Where a line holds the string "送料無料", return that line.

━━━ Raw data

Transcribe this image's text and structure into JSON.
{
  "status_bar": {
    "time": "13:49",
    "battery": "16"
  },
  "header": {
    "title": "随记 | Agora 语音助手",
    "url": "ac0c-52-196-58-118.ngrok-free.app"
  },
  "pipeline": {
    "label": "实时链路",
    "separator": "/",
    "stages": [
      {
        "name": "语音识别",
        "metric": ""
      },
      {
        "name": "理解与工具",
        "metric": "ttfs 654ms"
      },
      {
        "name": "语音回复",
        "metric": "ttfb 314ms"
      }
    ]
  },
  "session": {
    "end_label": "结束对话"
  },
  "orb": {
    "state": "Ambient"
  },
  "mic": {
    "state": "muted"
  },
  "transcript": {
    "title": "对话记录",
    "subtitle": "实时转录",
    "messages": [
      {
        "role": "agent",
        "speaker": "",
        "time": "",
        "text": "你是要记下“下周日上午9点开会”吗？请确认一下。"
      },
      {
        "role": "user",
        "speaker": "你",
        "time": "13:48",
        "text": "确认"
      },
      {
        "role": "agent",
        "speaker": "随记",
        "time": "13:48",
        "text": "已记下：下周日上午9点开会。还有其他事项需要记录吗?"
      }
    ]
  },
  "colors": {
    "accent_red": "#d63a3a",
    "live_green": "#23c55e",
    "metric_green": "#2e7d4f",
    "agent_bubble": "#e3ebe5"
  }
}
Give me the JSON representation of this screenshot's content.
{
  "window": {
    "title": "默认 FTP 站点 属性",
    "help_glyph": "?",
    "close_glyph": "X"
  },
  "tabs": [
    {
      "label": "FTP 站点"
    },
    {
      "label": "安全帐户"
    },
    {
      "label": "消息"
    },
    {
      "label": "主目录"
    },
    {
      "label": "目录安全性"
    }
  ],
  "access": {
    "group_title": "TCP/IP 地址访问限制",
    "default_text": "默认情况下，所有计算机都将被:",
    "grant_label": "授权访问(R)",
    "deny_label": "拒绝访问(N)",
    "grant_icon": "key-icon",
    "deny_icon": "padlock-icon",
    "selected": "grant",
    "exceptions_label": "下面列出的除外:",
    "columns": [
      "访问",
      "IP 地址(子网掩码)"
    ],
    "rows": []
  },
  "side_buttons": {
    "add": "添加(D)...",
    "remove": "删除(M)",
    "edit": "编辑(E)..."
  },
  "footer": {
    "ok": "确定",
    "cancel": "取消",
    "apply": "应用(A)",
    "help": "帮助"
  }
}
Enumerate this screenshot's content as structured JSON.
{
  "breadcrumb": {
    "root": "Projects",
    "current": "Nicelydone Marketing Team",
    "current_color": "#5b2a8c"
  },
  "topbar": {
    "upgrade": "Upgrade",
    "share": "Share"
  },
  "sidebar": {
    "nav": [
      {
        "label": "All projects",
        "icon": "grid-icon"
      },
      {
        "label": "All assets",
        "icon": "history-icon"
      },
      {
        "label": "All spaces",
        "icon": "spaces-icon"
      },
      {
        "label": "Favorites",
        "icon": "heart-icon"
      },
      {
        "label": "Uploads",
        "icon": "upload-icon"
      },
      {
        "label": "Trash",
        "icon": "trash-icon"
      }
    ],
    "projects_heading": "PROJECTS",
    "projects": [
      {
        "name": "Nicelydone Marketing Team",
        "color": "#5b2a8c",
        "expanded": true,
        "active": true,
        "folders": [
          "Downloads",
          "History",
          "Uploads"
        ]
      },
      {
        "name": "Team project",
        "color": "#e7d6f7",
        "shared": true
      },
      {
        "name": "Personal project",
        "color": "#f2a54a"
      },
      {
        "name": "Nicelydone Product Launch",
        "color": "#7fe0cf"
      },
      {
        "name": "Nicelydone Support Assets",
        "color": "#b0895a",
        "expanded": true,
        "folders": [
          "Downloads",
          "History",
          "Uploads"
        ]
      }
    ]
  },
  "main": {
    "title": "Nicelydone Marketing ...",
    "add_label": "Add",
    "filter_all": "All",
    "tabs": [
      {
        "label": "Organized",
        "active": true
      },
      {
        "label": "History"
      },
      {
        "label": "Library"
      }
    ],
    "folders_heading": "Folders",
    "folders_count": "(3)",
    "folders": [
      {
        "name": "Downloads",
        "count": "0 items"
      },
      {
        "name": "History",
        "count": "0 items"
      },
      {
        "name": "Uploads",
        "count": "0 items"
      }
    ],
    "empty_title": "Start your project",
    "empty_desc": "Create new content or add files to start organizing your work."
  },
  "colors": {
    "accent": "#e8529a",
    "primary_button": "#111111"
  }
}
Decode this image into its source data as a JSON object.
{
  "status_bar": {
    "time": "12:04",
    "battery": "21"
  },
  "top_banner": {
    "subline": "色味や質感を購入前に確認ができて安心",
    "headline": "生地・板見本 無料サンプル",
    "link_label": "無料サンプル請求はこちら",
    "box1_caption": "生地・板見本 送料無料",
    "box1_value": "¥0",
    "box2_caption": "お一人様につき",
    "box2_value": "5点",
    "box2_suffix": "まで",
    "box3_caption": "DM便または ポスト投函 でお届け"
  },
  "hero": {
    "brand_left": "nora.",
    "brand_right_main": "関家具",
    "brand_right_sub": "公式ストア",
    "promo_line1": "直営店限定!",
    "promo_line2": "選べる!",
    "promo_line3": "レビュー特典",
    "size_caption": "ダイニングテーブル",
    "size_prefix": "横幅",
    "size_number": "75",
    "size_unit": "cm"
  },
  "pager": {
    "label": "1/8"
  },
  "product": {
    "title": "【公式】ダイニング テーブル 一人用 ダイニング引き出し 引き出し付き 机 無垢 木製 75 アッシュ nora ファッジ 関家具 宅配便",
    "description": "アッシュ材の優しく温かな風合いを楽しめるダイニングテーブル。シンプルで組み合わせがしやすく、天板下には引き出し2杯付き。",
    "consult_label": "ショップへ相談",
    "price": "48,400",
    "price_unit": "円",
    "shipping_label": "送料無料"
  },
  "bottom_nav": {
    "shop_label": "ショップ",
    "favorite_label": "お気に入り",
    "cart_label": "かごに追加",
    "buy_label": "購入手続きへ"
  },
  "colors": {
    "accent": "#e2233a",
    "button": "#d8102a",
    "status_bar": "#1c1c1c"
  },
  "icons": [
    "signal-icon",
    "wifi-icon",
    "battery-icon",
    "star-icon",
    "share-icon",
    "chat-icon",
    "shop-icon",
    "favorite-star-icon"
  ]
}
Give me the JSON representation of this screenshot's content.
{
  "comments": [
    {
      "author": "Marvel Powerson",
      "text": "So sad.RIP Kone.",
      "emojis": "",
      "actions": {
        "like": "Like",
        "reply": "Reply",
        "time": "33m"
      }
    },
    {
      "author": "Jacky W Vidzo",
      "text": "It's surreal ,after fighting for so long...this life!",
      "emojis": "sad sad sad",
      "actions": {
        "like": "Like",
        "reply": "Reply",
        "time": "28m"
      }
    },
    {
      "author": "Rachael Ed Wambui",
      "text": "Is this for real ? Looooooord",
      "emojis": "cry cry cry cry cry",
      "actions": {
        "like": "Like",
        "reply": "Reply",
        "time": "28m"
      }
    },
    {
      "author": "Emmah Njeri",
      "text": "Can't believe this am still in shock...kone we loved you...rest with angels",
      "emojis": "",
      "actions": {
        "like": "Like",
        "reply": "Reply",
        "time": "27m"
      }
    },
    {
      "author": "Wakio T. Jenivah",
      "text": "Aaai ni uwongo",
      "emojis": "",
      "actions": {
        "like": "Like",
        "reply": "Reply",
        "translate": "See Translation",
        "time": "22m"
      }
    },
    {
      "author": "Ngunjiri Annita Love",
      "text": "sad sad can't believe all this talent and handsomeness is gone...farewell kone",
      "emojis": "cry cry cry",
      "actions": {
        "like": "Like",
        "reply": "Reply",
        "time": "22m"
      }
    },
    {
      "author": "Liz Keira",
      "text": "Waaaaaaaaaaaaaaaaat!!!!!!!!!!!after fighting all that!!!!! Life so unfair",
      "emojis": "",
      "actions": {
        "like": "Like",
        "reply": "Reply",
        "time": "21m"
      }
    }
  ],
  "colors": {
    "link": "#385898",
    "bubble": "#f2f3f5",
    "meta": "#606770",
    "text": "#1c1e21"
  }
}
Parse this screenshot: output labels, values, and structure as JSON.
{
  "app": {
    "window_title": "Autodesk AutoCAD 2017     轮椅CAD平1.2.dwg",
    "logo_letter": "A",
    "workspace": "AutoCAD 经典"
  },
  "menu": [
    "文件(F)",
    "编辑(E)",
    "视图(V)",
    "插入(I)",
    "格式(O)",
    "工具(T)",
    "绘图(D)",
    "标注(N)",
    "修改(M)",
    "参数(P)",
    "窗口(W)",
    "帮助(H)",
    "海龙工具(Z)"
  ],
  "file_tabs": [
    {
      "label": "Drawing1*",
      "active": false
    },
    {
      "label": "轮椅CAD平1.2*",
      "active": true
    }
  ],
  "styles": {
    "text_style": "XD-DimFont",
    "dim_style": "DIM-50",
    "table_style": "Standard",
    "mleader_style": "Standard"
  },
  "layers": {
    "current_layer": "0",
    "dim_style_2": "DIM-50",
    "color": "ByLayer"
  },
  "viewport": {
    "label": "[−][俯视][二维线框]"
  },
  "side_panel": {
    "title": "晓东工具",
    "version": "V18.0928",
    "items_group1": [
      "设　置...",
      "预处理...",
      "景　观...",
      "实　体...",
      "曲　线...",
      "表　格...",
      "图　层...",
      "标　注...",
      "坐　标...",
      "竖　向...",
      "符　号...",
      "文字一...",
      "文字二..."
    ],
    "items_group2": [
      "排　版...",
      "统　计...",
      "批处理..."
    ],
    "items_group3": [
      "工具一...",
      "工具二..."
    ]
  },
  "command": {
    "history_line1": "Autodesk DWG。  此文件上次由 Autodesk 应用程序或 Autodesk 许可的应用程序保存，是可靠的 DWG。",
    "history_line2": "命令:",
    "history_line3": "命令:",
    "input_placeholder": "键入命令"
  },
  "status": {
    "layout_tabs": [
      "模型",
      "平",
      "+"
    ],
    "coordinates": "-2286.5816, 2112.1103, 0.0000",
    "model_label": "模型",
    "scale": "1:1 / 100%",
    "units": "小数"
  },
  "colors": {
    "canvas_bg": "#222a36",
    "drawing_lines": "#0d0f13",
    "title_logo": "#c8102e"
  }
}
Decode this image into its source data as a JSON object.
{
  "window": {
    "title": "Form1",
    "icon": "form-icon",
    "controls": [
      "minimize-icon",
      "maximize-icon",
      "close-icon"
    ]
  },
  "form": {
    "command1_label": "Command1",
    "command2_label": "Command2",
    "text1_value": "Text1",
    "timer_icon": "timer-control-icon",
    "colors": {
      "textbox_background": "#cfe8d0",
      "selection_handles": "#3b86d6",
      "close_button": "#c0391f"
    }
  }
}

━━━━━━

- Answer for the task
    "box1_caption": "生地・板見本 送料無料",
    "shipping_label": "送料無料"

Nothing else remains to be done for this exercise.